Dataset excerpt
— START —

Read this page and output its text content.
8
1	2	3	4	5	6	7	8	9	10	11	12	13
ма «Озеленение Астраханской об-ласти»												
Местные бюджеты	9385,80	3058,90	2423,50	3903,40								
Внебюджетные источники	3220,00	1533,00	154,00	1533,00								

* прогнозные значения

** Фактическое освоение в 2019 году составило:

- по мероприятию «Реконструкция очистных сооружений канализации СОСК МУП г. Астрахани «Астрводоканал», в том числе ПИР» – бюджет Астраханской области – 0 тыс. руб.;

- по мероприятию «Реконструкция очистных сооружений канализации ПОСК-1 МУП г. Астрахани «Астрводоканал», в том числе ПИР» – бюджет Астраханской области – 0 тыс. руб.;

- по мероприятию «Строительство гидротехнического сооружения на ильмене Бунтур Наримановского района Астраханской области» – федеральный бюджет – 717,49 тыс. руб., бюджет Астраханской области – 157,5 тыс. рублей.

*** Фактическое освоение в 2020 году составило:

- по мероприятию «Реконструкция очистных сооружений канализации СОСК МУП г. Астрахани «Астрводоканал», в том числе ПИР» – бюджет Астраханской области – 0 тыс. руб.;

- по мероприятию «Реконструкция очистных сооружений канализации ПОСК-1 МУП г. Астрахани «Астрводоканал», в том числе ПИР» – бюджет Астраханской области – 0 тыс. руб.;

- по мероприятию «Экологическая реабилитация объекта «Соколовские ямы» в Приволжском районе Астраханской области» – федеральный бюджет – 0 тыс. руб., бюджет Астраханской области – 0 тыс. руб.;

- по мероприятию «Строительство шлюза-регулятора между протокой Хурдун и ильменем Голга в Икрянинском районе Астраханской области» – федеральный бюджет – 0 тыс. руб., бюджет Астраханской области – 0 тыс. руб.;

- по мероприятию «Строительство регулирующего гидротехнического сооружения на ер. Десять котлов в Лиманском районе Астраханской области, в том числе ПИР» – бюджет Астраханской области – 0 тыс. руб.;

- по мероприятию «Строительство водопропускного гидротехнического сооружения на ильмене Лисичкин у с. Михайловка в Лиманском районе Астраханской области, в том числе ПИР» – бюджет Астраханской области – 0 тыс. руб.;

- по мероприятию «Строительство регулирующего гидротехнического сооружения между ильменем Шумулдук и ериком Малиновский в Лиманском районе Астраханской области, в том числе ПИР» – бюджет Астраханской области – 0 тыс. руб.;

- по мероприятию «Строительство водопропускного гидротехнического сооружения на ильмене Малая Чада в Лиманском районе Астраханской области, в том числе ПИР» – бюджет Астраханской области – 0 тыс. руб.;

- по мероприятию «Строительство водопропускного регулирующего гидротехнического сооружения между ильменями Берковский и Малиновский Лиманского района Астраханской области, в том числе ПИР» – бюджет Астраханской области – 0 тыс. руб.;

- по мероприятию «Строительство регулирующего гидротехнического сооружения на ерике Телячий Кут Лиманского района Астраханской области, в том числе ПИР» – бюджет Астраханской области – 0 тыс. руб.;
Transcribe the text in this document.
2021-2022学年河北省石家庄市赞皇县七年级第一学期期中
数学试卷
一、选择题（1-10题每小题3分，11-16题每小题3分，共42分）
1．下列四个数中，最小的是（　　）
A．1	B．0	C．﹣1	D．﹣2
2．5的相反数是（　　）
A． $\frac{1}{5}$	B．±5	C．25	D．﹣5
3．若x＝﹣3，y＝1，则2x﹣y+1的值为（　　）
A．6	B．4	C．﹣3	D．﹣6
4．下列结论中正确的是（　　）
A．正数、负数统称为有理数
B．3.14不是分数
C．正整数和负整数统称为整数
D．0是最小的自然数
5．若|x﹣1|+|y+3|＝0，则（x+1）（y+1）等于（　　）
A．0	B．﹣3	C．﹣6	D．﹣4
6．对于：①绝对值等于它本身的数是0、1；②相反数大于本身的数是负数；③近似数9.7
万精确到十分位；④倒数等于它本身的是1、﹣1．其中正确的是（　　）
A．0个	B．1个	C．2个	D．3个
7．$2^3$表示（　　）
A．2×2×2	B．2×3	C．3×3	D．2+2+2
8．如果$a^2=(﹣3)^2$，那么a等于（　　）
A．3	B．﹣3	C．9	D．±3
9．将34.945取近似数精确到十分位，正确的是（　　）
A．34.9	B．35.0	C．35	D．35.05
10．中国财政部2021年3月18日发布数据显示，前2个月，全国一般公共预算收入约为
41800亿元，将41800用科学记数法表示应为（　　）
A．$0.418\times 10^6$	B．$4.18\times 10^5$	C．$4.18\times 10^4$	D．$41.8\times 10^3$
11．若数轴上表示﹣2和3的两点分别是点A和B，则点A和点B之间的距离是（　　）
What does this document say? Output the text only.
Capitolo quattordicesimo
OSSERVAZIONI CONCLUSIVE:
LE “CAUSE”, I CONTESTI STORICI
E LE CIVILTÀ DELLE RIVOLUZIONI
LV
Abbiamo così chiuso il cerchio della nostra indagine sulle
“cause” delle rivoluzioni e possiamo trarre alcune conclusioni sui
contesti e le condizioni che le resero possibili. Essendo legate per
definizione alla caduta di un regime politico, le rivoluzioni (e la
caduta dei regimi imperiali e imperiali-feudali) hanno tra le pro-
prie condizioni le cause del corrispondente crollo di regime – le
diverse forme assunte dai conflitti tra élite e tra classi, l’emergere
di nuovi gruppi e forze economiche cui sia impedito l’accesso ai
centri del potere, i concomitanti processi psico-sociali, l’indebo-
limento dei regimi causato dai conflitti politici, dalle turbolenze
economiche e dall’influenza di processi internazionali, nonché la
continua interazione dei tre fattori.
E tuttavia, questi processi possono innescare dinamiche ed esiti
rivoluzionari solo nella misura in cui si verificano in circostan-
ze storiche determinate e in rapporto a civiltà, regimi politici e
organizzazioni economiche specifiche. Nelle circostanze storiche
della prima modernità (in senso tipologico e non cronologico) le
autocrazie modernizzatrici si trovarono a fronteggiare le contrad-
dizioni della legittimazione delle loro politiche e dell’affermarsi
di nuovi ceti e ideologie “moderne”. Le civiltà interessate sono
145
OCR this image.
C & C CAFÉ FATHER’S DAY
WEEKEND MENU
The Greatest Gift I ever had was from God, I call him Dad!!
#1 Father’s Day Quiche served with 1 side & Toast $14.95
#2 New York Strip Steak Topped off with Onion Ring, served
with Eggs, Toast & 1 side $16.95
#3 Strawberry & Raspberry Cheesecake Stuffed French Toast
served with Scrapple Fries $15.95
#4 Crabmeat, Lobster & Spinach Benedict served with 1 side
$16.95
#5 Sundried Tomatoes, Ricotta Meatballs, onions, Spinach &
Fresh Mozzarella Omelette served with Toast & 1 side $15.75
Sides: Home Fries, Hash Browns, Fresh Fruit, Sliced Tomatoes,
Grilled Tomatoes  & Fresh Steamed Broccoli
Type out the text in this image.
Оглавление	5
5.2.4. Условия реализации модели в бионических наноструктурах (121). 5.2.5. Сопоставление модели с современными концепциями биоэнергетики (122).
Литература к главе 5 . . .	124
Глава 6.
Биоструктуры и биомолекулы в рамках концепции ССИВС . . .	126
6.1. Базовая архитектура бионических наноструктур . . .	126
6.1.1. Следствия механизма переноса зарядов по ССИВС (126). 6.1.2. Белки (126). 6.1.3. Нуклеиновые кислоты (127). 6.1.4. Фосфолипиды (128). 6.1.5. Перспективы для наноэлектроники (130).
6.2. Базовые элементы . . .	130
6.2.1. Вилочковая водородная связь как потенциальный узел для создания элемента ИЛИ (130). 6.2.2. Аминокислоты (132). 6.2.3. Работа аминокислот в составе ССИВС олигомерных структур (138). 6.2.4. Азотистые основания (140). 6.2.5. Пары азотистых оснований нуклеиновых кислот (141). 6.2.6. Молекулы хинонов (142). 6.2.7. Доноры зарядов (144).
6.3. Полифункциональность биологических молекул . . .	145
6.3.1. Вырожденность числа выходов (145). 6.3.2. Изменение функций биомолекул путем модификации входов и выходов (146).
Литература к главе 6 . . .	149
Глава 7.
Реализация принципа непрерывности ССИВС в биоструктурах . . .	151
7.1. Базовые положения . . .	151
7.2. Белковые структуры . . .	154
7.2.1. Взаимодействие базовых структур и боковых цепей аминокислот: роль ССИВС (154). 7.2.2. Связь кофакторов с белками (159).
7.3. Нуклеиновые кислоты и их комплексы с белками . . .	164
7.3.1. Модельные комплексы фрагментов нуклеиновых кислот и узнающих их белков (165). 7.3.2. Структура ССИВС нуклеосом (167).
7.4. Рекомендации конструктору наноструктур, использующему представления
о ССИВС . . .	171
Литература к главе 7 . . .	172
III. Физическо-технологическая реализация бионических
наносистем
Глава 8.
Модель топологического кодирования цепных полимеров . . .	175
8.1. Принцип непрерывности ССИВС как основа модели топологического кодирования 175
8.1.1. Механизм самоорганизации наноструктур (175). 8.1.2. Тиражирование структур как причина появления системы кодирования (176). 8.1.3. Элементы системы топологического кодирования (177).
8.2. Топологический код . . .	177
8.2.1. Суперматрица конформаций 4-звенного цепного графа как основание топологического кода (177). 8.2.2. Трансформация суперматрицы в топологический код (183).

— END —

(Exercise objective): Only the count is needed: the number of lines in the data that include the word "белками".

(Task response): 2